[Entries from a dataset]

┏━━

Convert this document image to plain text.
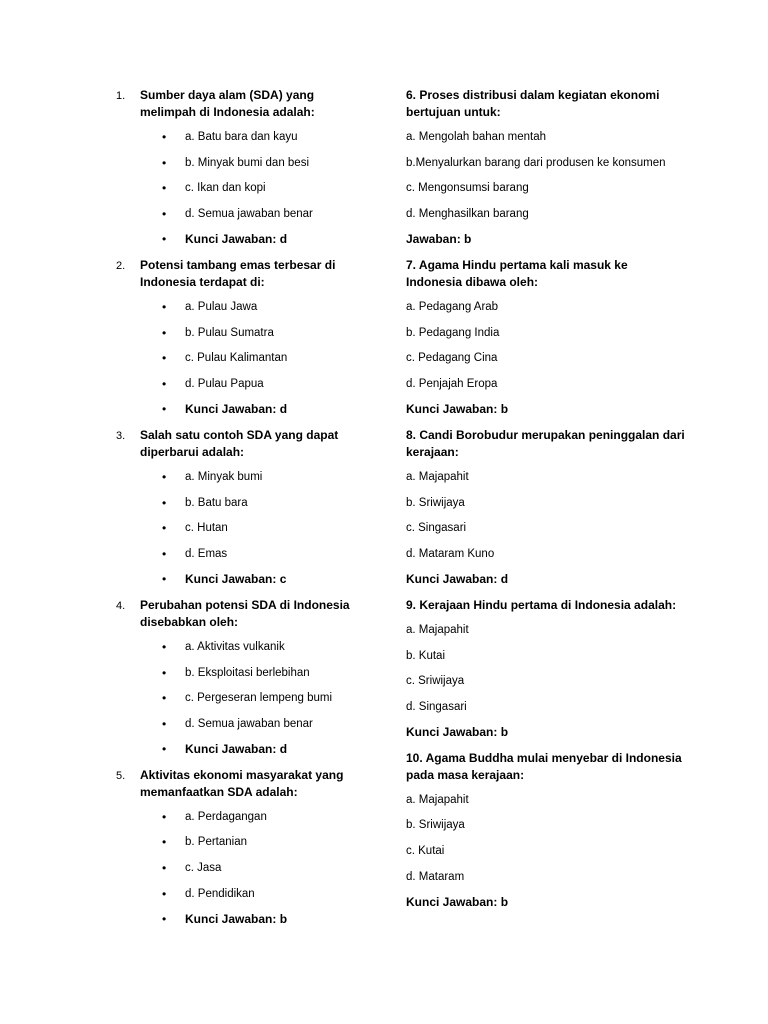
1. Sumber daya alam (SDA) yang melimpah di Indonesia adalah:
• a. Batu bara dan kayu
• b. Minyak bumi dan besi
• c. Ikan dan kopi
• d. Semua jawaban benar
• Kunci Jawaban: d
2. Potensi tambang emas terbesar di Indonesia terdapat di:
• a. Pulau Jawa
• b. Pulau Sumatra
• c. Pulau Kalimantan
• d. Pulau Papua
• Kunci Jawaban: d
3. Salah satu contoh SDA yang dapat diperbarui adalah:
• a. Minyak bumi
• b. Batu bara
• c. Hutan
• d. Emas
• Kunci Jawaban: c
4. Perubahan potensi SDA di Indonesia disebabkan oleh:
• a. Aktivitas vulkanik
• b. Eksploitasi berlebihan
• c. Pergeseran lempeng bumi
• d. Semua jawaban benar
• Kunci Jawaban: d
5. Aktivitas ekonomi masyarakat yang memanfaatkan SDA adalah:
• a. Perdagangan
• b. Pertanian
• c. Jasa
• d. Pendidikan
• Kunci Jawaban: b
6. Proses distribusi dalam kegiatan ekonomi bertujuan untuk:
a. Mengolah bahan mentah
b.Menyalurkan barang dari produsen ke konsumen
c. Mengonsumsi barang
d. Menghasilkan barang
Jawaban: b
7. Agama Hindu pertama kali masuk ke Indonesia dibawa oleh:
a. Pedagang Arab
b. Pedagang India
c. Pedagang Cina
d. Penjajah Eropa
Kunci Jawaban: b
8. Candi Borobudur merupakan peninggalan dari kerajaan:
a. Majapahit
b. Sriwijaya
c. Singasari
d. Mataram Kuno
Kunci Jawaban: d
9. Kerajaan Hindu pertama di Indonesia adalah:
a. Majapahit
b. Kutai
c. Sriwijaya
d. Singasari
Kunci Jawaban: b
10. Agama Buddha mulai menyebar di Indonesia pada masa kerajaan:
a. Majapahit
b. Sriwijaya
c. Kutai
d. Mataram
Kunci Jawaban: b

┗━━

== Prompt ==
Set every line down exactly as written, leaving each picture out.

== The answer ==
Convert this document image to plain text.
1. Sumber daya alam (SDA) yang melimpah di Indonesia adalah:
• a. Batu bara dan kayu
• b. Minyak bumi dan besi
• c. Ikan dan kopi
• d. Semua jawaban benar
• Kunci Jawaban: d
2. Potensi tambang emas terbesar di Indonesia terdapat di:
• a. Pulau Jawa
• b. Pulau Sumatra
• c. Pulau Kalimantan
• d. Pulau Papua
• Kunci Jawaban: d
3. Salah satu contoh SDA yang dapat diperbarui adalah:
• a. Minyak bumi
• b. Batu bara
• c. Hutan
• d. Emas
• Kunci Jawaban: c
4. Perubahan potensi SDA di Indonesia disebabkan oleh:
• a. Aktivitas vulkanik
• b. Eksploitasi berlebihan
• c. Pergeseran lempeng bumi
• d. Semua jawaban benar
• Kunci Jawaban: d
5. Aktivitas ekonomi masyarakat yang memanfaatkan SDA adalah:
• a. Perdagangan
• b. Pertanian
• c. Jasa
• d. Pendidikan
• Kunci Jawaban: b
6. Proses distribusi dalam kegiatan ekonomi bertujuan untuk:
a. Mengolah bahan mentah
b.Menyalurkan barang dari produsen ke konsumen
c. Mengonsumsi barang
d. Menghasilkan barang
Jawaban: b
7. Agama Hindu pertama kali masuk ke Indonesia dibawa oleh:
a. Pedagang Arab
b. Pedagang India
c. Pedagang Cina
d. Penjajah Eropa
Kunci Jawaban: b
8. Candi Borobudur merupakan peninggalan dari kerajaan:
a. Majapahit
b. Sriwijaya
c. Singasari
d. Mataram Kuno
Kunci Jawaban: d
9. Kerajaan Hindu pertama di Indonesia adalah:
a. Majapahit
b. Kutai
c. Sriwijaya
d. Singasari
Kunci Jawaban: b
10. Agama Buddha mulai menyebar di Indonesia pada masa kerajaan:
a. Majapahit
b. Sriwijaya
c. Kutai
d. Mataram
Kunci Jawaban: b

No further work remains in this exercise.